**What is needed:** Every record that follows should be printed verbatim.

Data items
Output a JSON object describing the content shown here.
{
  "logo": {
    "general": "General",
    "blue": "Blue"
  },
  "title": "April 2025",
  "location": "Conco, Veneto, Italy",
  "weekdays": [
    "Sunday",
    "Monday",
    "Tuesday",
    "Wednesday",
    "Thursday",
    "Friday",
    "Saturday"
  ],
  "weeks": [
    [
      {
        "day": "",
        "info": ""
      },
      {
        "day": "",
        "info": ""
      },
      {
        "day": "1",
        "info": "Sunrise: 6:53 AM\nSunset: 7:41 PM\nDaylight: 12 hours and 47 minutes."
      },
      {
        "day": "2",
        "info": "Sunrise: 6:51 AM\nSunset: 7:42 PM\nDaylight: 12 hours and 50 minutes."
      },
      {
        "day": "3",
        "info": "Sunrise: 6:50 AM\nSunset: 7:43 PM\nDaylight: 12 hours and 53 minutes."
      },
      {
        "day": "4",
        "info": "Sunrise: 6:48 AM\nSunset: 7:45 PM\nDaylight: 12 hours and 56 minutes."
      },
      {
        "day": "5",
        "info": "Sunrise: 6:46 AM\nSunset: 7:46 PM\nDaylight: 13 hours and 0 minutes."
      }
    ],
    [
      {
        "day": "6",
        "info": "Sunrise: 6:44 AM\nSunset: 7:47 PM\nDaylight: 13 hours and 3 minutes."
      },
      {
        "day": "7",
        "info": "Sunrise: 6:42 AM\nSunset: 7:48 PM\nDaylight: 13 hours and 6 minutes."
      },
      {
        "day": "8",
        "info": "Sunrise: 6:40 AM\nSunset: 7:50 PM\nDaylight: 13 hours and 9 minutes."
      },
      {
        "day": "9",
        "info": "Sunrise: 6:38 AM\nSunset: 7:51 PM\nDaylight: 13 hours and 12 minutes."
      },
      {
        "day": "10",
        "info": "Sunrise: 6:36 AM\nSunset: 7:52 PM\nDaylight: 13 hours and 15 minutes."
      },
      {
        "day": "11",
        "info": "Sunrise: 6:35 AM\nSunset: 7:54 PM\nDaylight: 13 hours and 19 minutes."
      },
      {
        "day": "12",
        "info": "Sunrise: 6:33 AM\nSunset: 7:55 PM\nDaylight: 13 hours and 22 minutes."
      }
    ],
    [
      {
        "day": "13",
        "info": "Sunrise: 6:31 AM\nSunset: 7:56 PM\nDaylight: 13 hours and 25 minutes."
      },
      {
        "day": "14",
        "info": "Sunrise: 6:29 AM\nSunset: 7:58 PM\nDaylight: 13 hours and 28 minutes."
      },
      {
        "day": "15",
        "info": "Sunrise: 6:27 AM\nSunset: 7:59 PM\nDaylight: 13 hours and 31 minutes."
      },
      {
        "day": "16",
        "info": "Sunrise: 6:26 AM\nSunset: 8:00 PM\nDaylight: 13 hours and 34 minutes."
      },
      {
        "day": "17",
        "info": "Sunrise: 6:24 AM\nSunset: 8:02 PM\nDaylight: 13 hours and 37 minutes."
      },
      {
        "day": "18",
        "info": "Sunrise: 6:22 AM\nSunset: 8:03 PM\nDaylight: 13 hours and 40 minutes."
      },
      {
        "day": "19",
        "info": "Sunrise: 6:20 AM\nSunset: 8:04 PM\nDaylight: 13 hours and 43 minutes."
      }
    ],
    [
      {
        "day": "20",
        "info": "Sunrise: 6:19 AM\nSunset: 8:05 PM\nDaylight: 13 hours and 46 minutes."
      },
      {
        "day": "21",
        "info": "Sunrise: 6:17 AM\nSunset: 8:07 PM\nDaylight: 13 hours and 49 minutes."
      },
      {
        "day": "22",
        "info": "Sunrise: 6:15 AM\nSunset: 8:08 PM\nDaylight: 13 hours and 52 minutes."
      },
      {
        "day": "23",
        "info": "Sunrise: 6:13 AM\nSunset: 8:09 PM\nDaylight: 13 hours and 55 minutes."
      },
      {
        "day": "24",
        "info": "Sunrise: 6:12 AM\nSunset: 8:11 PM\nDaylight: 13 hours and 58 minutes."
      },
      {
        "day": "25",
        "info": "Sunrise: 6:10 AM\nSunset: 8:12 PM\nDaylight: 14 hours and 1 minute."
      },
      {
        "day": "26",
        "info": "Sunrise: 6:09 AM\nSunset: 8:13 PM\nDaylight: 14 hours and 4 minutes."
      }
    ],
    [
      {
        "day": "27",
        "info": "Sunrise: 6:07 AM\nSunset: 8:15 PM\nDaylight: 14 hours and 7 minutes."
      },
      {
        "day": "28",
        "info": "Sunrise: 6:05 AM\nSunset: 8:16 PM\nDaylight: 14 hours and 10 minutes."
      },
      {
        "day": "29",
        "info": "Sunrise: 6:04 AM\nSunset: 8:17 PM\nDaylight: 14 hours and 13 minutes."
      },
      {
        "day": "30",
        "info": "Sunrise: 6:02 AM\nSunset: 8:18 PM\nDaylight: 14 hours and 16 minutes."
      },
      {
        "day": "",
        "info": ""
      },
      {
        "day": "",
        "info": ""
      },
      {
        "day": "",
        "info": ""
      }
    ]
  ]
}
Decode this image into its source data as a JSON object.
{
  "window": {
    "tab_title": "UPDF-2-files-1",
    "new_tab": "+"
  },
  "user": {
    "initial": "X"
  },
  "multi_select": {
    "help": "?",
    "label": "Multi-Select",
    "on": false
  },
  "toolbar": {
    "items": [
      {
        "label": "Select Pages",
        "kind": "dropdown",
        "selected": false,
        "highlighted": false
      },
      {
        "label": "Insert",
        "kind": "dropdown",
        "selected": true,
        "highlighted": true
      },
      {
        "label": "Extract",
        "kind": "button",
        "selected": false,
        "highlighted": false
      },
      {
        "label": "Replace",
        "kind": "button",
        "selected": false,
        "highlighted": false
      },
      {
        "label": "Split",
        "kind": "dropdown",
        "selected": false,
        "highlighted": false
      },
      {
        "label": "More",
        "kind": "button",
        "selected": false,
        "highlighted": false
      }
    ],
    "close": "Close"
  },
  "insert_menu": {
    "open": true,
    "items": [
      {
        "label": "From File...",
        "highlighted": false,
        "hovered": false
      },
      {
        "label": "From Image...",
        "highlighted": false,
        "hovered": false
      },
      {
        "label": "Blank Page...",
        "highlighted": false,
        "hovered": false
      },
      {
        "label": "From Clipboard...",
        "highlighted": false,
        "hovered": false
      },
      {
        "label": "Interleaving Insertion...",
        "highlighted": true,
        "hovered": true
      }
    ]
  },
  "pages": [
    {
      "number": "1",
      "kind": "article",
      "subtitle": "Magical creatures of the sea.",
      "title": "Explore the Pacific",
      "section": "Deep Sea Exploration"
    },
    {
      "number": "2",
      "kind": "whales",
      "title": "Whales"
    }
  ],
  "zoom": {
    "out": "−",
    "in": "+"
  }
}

**Complete answer:**
Output a JSON object describing the content shown here.
{
  "logo": {
    "general": "General",
    "blue": "Blue"
  },
  "title": "April 2025",
  "location": "Conco, Veneto, Italy",
  "weekdays": [
    "Sunday",
    "Monday",
    "Tuesday",
    "Wednesday",
    "Thursday",
    "Friday",
    "Saturday"
  ],
  "weeks": [
    [
      {
        "day": "",
        "info": ""
      },
      {
        "day": "",
        "info": ""
      },
      {
        "day": "1",
        "info": "Sunrise: 6:53 AM\nSunset: 7:41 PM\nDaylight: 12 hours and 47 minutes."
      },
      {
        "day": "2",
        "info": "Sunrise: 6:51 AM\nSunset: 7:42 PM\nDaylight: 12 hours and 50 minutes."
      },
      {
        "day": "3",
        "info": "Sunrise: 6:50 AM\nSunset: 7:43 PM\nDaylight: 12 hours and 53 minutes."
      },
      {
        "day": "4",
        "info": "Sunrise: 6:48 AM\nSunset: 7:45 PM\nDaylight: 12 hours and 56 minutes."
      },
      {
        "day": "5",
        "info": "Sunrise: 6:46 AM\nSunset: 7:46 PM\nDaylight: 13 hours and 0 minutes."
      }
    ],
    [
      {
        "day": "6",
        "info": "Sunrise: 6:44 AM\nSunset: 7:47 PM\nDaylight: 13 hours and 3 minutes."
      },
      {
        "day": "7",
        "info": "Sunrise: 6:42 AM\nSunset: 7:48 PM\nDaylight: 13 hours and 6 minutes."
      },
      {
        "day": "8",
        "info": "Sunrise: 6:40 AM\nSunset: 7:50 PM\nDaylight: 13 hours and 9 minutes."
      },
      {
        "day": "9",
        "info": "Sunrise: 6:38 AM\nSunset: 7:51 PM\nDaylight: 13 hours and 12 minutes."
      },
      {
        "day": "10",
        "info": "Sunrise: 6:36 AM\nSunset: 7:52 PM\nDaylight: 13 hours and 15 minutes."
      },
      {
        "day": "11",
        "info": "Sunrise: 6:35 AM\nSunset: 7:54 PM\nDaylight: 13 hours and 19 minutes."
      },
      {
        "day": "12",
        "info": "Sunrise: 6:33 AM\nSunset: 7:55 PM\nDaylight: 13 hours and 22 minutes."
      }
    ],
    [
      {
        "day": "13",
        "info": "Sunrise: 6:31 AM\nSunset: 7:56 PM\nDaylight: 13 hours and 25 minutes."
      },
      {
        "day": "14",
        "info": "Sunrise: 6:29 AM\nSunset: 7:58 PM\nDaylight: 13 hours and 28 minutes."
      },
      {
        "day": "15",
        "info": "Sunrise: 6:27 AM\nSunset: 7:59 PM\nDaylight: 13 hours and 31 minutes."
      },
      {
        "day": "16",
        "info": "Sunrise: 6:26 AM\nSunset: 8:00 PM\nDaylight: 13 hours and 34 minutes."
      },
      {
        "day": "17",
        "info": "Sunrise: 6:24 AM\nSunset: 8:02 PM\nDaylight: 13 hours and 37 minutes."
      },
      {
        "day": "18",
        "info": "Sunrise: 6:22 AM\nSunset: 8:03 PM\nDaylight: 13 hours and 40 minutes."
      },
      {
        "day": "19",
        "info": "Sunrise: 6:20 AM\nSunset: 8:04 PM\nDaylight: 13 hours and 43 minutes."
      }
    ],
    [
      {
        "day": "20",
        "info": "Sunrise: 6:19 AM\nSunset: 8:05 PM\nDaylight: 13 hours and 46 minutes."
      },
      {
        "day": "21",
        "info": "Sunrise: 6:17 AM\nSunset: 8:07 PM\nDaylight: 13 hours and 49 minutes."
      },
      {
        "day": "22",
        "info": "Sunrise: 6:15 AM\nSunset: 8:08 PM\nDaylight: 13 hours and 52 minutes."
      },
      {
        "day": "23",
        "info": "Sunrise: 6:13 AM\nSunset: 8:09 PM\nDaylight: 13 hours and 55 minutes."
      },
      {
        "day": "24",
        "info": "Sunrise: 6:12 AM\nSunset: 8:11 PM\nDaylight: 13 hours and 58 minutes."
      },
      {
        "day": "25",
        "info": "Sunrise: 6:10 AM\nSunset: 8:12 PM\nDaylight: 14 hours and 1 minute."
      },
      {
        "day": "26",
        "info": "Sunrise: 6:09 AM\nSunset: 8:13 PM\nDaylight: 14 hours and 4 minutes."
      }
    ],
    [
      {
        "day": "27",
        "info": "Sunrise: 6:07 AM\nSunset: 8:15 PM\nDaylight: 14 hours and 7 minutes."
      },
      {
        "day": "28",
        "info": "Sunrise: 6:05 AM\nSunset: 8:16 PM\nDaylight: 14 hours and 10 minutes."
      },
      {
        "day": "29",
        "info": "Sunrise: 6:04 AM\nSunset: 8:17 PM\nDaylight: 14 hours and 13 minutes."
      },
      {
        "day": "30",
        "info": "Sunrise: 6:02 AM\nSunset: 8:18 PM\nDaylight: 14 hours and 16 minutes."
      },
      {
        "day": "",
        "info": ""
      },
      {
        "day": "",
        "info": ""
      },
      {
        "day": "",
        "info": ""
      }
    ]
  ]
}
Decode this image into its source data as a JSON object.
{
  "window": {
    "tab_title": "UPDF-2-files-1",
    "new_tab": "+"
  },
  "user": {
    "initial": "X"
  },
  "multi_select": {
    "help": "?",
    "label": "Multi-Select",
    "on": false
  },
  "toolbar": {
    "items": [
      {
        "label": "Select Pages",
        "kind": "dropdown",
        "selected": false,
        "highlighted": false
      },
      {
        "label": "Insert",
        "kind": "dropdown",
        "selected": true,
        "highlighted": true
      },
      {
        "label": "Extract",
        "kind": "button",
        "selected": false,
        "highlighted": false
      },
      {
        "label": "Replace",
        "kind": "button",
        "selected": false,
        "highlighted": false
      },
      {
        "label": "Split",
        "kind": "dropdown",
        "selected": false,
        "highlighted": false
      },
      {
        "label": "More",
        "kind": "button",
        "selected": false,
        "highlighted": false
      }
    ],
    "close": "Close"
  },
  "insert_menu": {
    "open": true,
    "items": [
      {
        "label": "From File...",
        "highlighted": false,
        "hovered": false
      },
      {
        "label": "From Image...",
        "highlighted": false,
        "hovered": false
      },
      {
        "label": "Blank Page...",
        "highlighted": false,
        "hovered": false
      },
      {
        "label": "From Clipboard...",
        "highlighted": false,
        "hovered": false
      },
      {
        "label": "Interleaving Insertion...",
        "highlighted": true,
        "hovered": true
      }
    ]
  },
  "pages": [
    {
      "number": "1",
      "kind": "article",
      "subtitle": "Magical creatures of the sea.",
      "title": "Explore the Pacific",
      "section": "Deep Sea Exploration"
    },
    {
      "number": "2",
      "kind": "whales",
      "title": "Whales"
    }
  ],
  "zoom": {
    "out": "−",
    "in": "+"
  }
}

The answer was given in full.